» Do this: Return each line of the data below exactly, omitting any pictures.

Stored data entries
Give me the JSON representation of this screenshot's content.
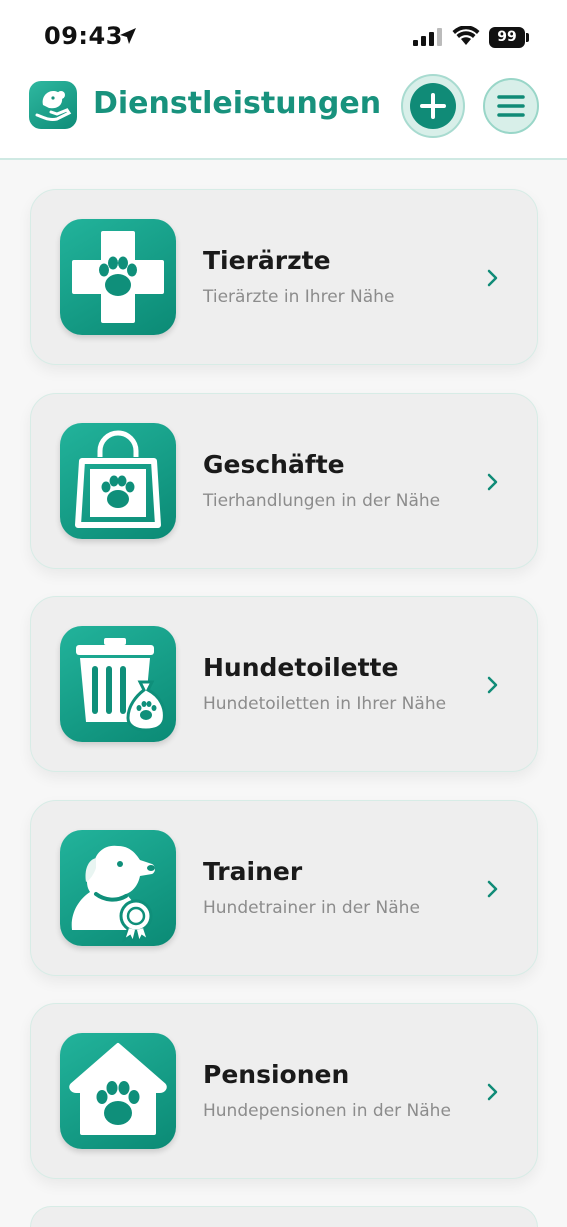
{
  "status_bar": {
    "time": "09:43",
    "battery": "99"
  },
  "header": {
    "title": "Dienstleistungen"
  },
  "colors": {
    "accent": "#18927d",
    "icon_gradient_start": "#22b39b",
    "icon_gradient_end": "#0b8a75"
  },
  "services": [
    {
      "title": "Tierärzte",
      "subtitle": "Tierärzte in Ihrer Nähe",
      "icon": "vet-cross-paw-icon"
    },
    {
      "title": "Geschäfte",
      "subtitle": "Tierhandlungen in der Nähe",
      "icon": "shopping-bag-paw-icon"
    },
    {
      "title": "Hundetoilette",
      "subtitle": "Hundetoiletten in Ihrer Nähe",
      "icon": "trash-bin-bag-icon"
    },
    {
      "title": "Trainer",
      "subtitle": "Hundetrainer in der Nähe",
      "icon": "dog-medal-icon"
    },
    {
      "title": "Pensionen",
      "subtitle": "Hundepensionen in der Nähe",
      "icon": "house-paw-icon"
    }
  ]
}
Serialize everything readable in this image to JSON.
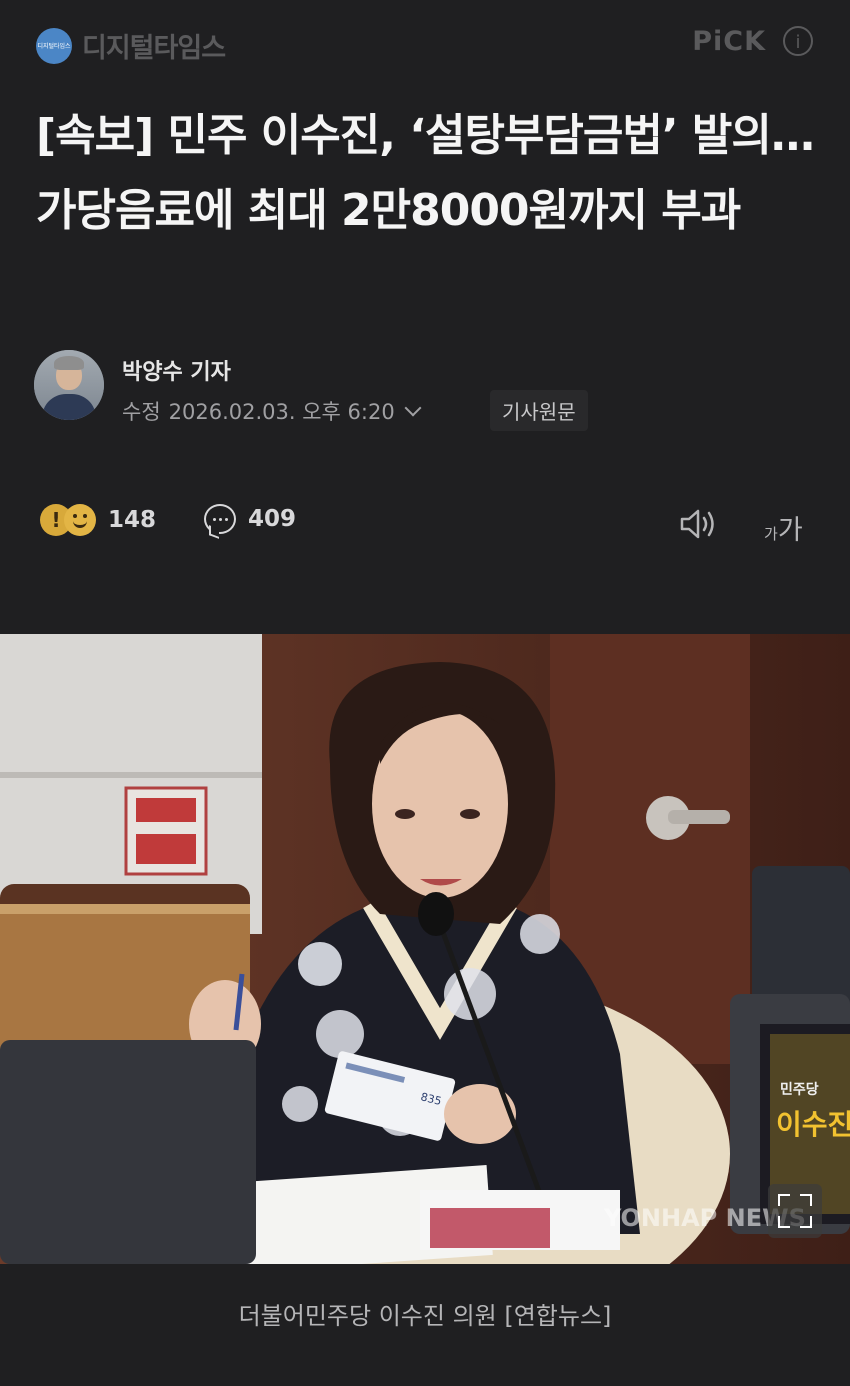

» Solution below:
Give me the JSON representation of this screenshot's content.
{
  "status_bar": {
    "time": "09:43",
    "battery": "99"
  },
  "header": {
    "title": "Dienstleistungen"
  },
  "colors": {
    "accent": "#18927d",
    "icon_gradient_start": "#22b39b",
    "icon_gradient_end": "#0b8a75"
  },
  "services": [
    {
      "title": "Tierärzte",
      "subtitle": "Tierärzte in Ihrer Nähe",
      "icon": "vet-cross-paw-icon"
    },
    {
      "title": "Geschäfte",
      "subtitle": "Tierhandlungen in der Nähe",
      "icon": "shopping-bag-paw-icon"
    },
    {
      "title": "Hundetoilette",
      "subtitle": "Hundetoiletten in Ihrer Nähe",
      "icon": "trash-bin-bag-icon"
    },
    {
      "title": "Trainer",
      "subtitle": "Hundetrainer in der Nähe",
      "icon": "dog-medal-icon"
    },
    {
      "title": "Pensionen",
      "subtitle": "Hundepensionen in der Nähe",
      "icon": "house-paw-icon"
    }
  ]
}
Serialize everything readable in this image to JSON.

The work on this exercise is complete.